Saved data entries
[start]
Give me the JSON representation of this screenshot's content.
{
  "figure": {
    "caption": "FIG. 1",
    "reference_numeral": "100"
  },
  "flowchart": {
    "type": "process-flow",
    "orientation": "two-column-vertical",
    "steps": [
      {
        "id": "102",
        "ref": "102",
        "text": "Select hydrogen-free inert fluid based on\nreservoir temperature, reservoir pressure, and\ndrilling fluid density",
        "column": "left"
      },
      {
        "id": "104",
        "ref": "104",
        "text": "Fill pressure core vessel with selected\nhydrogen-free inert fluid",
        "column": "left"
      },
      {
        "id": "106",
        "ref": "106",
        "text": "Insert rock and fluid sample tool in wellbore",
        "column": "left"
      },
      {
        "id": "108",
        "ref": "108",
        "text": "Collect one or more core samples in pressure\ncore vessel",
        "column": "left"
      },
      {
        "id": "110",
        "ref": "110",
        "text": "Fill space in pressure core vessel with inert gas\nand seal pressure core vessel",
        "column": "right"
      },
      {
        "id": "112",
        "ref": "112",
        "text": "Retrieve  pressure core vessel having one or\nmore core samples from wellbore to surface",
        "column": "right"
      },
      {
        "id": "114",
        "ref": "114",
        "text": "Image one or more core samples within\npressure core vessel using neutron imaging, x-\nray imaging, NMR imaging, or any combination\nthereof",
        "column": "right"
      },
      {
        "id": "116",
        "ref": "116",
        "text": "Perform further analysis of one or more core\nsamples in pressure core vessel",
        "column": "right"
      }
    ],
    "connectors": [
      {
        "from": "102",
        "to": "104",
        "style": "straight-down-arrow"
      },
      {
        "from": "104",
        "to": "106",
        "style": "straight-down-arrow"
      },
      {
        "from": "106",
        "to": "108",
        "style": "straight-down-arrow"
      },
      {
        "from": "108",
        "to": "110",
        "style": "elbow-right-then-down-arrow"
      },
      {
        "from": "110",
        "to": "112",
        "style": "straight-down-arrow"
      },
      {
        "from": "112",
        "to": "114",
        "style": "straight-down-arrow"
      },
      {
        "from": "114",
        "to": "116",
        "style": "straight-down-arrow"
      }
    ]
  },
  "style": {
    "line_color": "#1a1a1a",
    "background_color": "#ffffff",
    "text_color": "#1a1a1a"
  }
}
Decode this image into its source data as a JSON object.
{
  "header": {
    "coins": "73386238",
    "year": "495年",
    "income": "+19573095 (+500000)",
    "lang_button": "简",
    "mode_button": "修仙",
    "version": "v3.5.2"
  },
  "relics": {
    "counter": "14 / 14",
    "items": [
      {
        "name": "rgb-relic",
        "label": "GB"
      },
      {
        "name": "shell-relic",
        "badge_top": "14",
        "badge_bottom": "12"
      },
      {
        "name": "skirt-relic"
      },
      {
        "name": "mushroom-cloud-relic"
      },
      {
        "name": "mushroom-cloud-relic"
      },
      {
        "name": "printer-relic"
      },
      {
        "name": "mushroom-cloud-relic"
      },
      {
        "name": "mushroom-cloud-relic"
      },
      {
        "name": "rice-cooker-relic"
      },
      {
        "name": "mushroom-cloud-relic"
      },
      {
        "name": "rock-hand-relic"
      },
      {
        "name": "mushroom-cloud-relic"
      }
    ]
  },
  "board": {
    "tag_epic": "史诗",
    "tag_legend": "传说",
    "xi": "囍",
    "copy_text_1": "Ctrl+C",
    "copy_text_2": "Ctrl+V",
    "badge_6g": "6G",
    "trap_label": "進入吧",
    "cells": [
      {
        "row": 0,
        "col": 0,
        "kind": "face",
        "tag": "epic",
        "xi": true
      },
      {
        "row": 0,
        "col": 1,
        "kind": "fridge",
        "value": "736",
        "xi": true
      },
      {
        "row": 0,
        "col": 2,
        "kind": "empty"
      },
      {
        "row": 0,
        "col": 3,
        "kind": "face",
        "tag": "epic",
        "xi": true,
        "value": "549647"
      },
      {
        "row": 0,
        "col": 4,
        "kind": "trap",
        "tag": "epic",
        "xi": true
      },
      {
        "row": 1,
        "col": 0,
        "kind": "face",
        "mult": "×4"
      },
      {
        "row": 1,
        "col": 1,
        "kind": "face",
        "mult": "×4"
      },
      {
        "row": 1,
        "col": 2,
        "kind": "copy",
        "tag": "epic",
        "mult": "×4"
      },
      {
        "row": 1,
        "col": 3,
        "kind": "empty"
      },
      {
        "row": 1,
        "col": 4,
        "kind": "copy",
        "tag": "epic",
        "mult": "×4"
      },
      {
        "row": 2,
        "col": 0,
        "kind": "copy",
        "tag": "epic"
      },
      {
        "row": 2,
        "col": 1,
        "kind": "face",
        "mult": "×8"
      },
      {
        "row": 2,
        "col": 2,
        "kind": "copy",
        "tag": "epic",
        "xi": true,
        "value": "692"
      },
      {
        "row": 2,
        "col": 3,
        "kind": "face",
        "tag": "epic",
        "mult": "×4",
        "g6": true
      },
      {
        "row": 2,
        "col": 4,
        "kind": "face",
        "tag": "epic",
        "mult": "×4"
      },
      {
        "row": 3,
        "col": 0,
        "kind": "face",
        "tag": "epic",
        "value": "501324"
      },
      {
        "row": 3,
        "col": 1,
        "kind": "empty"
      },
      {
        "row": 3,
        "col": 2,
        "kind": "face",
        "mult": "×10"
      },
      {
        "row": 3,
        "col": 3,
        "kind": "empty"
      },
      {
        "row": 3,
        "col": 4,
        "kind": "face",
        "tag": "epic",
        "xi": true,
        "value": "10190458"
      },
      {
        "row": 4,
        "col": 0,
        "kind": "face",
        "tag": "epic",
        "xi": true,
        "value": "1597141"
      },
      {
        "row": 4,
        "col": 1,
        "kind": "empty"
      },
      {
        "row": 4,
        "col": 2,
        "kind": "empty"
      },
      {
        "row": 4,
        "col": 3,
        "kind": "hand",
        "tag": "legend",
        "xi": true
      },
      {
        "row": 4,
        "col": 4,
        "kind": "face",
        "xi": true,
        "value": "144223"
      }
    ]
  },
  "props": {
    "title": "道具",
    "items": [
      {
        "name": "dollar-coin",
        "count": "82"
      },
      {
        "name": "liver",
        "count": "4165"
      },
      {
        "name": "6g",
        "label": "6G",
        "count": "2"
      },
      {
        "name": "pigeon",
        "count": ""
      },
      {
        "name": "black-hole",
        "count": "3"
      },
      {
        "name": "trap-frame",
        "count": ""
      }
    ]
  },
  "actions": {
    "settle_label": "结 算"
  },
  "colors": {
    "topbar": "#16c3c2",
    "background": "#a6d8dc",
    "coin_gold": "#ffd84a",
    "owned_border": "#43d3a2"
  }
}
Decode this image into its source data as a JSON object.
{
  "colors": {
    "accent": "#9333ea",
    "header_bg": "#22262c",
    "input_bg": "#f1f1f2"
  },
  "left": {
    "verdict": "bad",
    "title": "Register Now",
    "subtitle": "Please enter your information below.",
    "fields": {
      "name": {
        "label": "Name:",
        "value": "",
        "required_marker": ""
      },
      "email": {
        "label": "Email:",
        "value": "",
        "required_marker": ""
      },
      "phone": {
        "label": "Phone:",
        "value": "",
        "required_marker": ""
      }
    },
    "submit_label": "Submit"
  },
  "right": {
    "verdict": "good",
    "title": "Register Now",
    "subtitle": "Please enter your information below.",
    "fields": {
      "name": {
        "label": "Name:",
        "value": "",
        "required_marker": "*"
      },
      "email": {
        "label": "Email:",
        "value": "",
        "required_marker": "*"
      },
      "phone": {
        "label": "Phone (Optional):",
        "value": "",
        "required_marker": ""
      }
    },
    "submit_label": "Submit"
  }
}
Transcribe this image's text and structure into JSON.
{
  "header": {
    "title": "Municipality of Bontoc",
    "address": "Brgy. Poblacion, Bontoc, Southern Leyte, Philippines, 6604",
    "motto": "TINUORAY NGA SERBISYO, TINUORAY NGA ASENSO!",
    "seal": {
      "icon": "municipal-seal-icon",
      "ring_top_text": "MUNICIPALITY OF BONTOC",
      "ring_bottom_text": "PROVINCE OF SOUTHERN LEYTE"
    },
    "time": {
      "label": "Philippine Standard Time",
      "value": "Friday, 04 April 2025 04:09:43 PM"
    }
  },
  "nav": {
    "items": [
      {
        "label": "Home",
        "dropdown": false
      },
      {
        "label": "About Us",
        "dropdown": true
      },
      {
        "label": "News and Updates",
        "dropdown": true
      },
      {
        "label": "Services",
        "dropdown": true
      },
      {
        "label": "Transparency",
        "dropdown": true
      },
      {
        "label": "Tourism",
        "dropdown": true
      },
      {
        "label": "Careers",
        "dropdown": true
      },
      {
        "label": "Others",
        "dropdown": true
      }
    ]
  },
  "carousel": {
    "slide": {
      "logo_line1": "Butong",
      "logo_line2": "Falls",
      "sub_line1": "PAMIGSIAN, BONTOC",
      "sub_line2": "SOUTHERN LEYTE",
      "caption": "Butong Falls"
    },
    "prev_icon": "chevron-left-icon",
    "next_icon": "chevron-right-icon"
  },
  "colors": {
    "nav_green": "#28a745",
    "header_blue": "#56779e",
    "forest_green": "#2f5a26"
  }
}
[end]
=== Job ===
Filter for "fluid". Return all lines that hold it.

=== Output below ===
        "text": "Select hydrogen-free inert fluid based on\nreservoir temperature, reservoir pressure, and\ndrilling fluid density",
        "text": "Fill pressure core vessel with selected\nhydrogen-free inert fluid",
        "text": "Insert rock and fluid sample tool in wellbore",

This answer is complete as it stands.